▶ **Records for the exercise**
▬▬▬▬▬▬▬▬▬▬

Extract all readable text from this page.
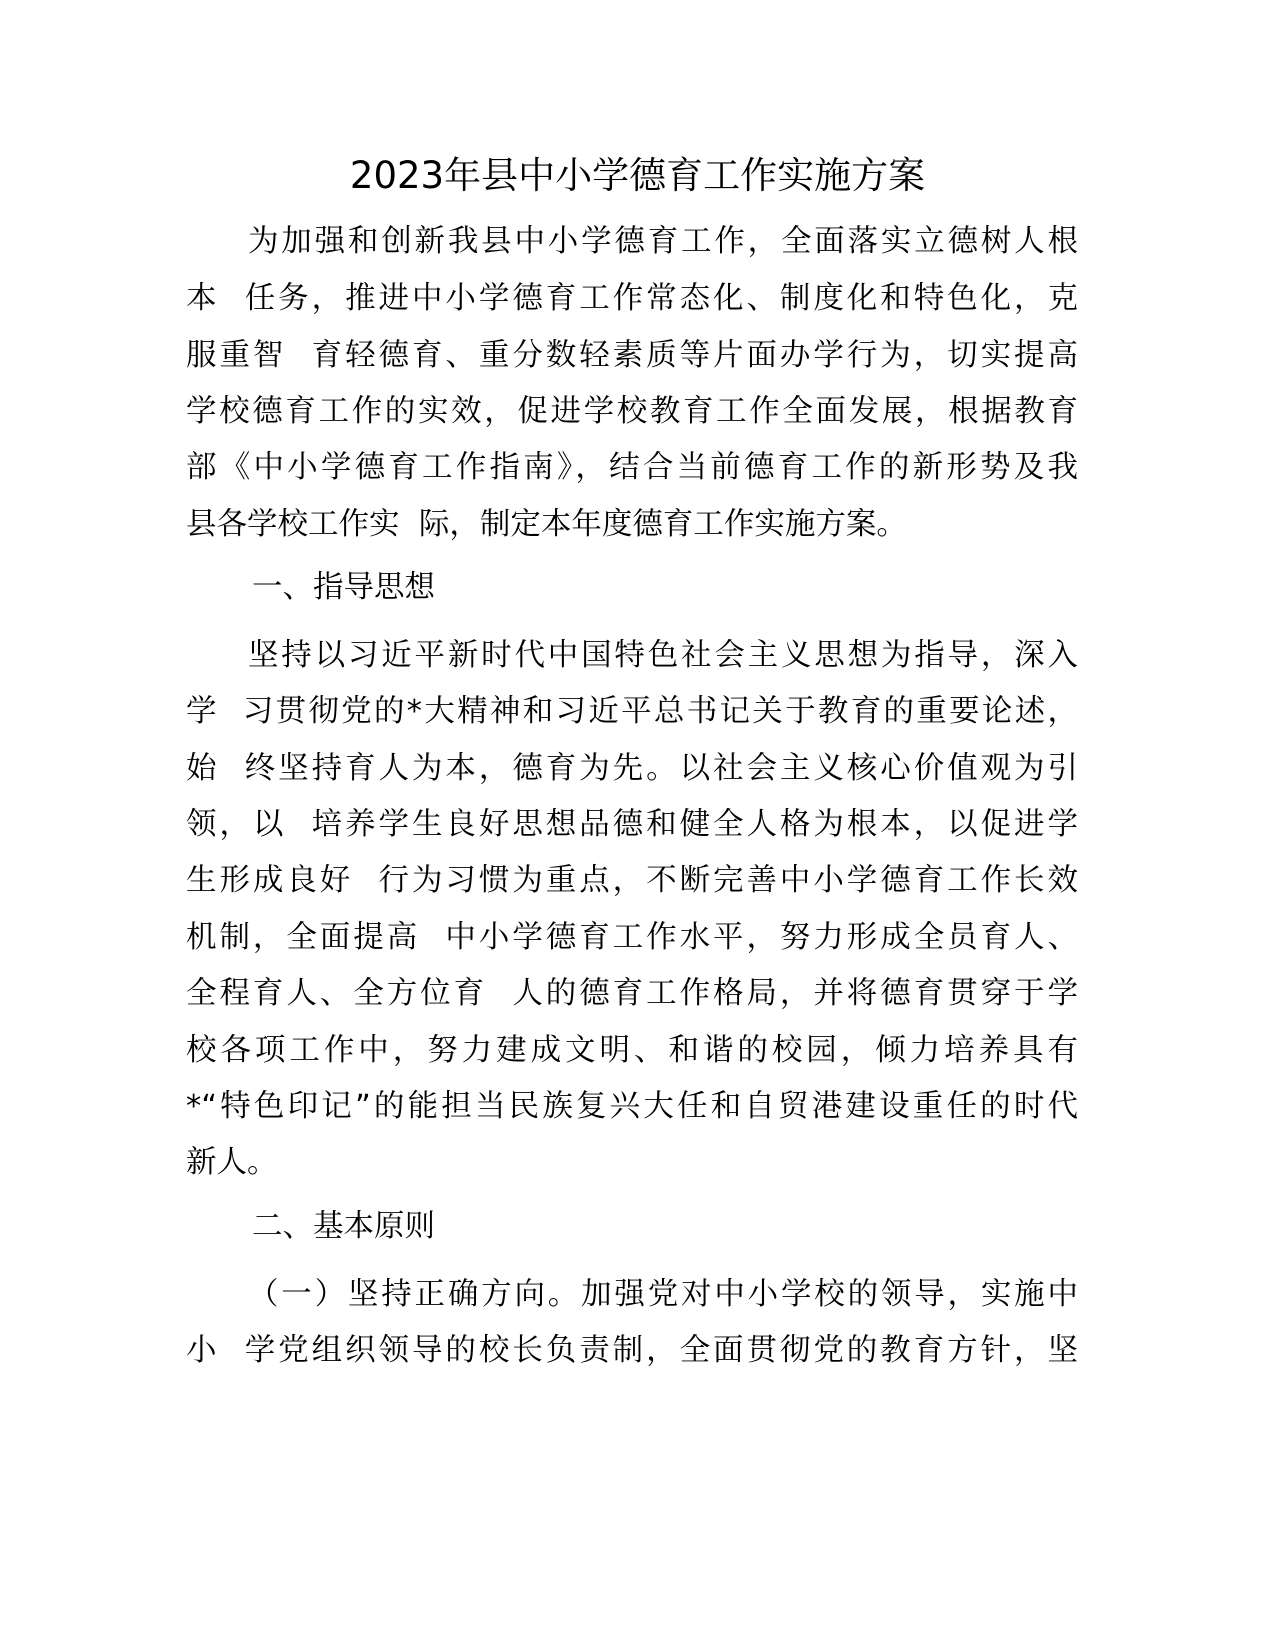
2023年县中小学德育工作实施方案
为加强和创新我县中小学德育工作，全面落实立德树人根
本  任务，推进中小学德育工作常态化、制度化和特色化，克
服重智  育轻德育、重分数轻素质等片面办学行为，切实提高
学校德育工作的实效，促进学校教育工作全面发展，根据教育
部《中小学德育工作指南》，结合当前德育工作的新形势及我
县各学校工作实  际，制定本年度德育工作实施方案。
一、指导思想
坚持以习近平新时代中国特色社会主义思想为指导，深入
学  习贯彻党的*大精神和习近平总书记关于教育的重要论述，
始  终坚持育人为本，德育为先。以社会主义核心价值观为引
领，以  培养学生良好思想品德和健全人格为根本，以促进学
生形成良好  行为习惯为重点，不断完善中小学德育工作长效
机制，全面提高  中小学德育工作水平，努力形成全员育人、
全程育人、全方位育  人的德育工作格局，并将德育贯穿于学
校各项工作中，努力建成文明、和谐的校园，倾力培养具有
*“特色印记”的能担当民族复兴大任和自贸港建设重任的时代
新人。
二、基本原则
（一）坚持正确方向。加强党对中小学校的领导，实施中
小  学党组织领导的校长负责制，全面贯彻党的教育方针，坚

▬▬▬▬▬▬▬▬▬▬

▶ **Exercise instructions**
Every record must be copied exactly, with images dropped from the result.

▶ **Expected answer**
Extract all readable text from this page.
2023年县中小学德育工作实施方案
为加强和创新我县中小学德育工作，全面落实立德树人根
本  任务，推进中小学德育工作常态化、制度化和特色化，克
服重智  育轻德育、重分数轻素质等片面办学行为，切实提高
学校德育工作的实效，促进学校教育工作全面发展，根据教育
部《中小学德育工作指南》，结合当前德育工作的新形势及我
县各学校工作实  际，制定本年度德育工作实施方案。
一、指导思想
坚持以习近平新时代中国特色社会主义思想为指导，深入
学  习贯彻党的*大精神和习近平总书记关于教育的重要论述，
始  终坚持育人为本，德育为先。以社会主义核心价值观为引
领，以  培养学生良好思想品德和健全人格为根本，以促进学
生形成良好  行为习惯为重点，不断完善中小学德育工作长效
机制，全面提高  中小学德育工作水平，努力形成全员育人、
全程育人、全方位育  人的德育工作格局，并将德育贯穿于学
校各项工作中，努力建成文明、和谐的校园，倾力培养具有
*“特色印记”的能担当民族复兴大任和自贸港建设重任的时代
新人。
二、基本原则
（一）坚持正确方向。加强党对中小学校的领导，实施中
小  学党组织领导的校长负责制，全面贯彻党的教育方针，坚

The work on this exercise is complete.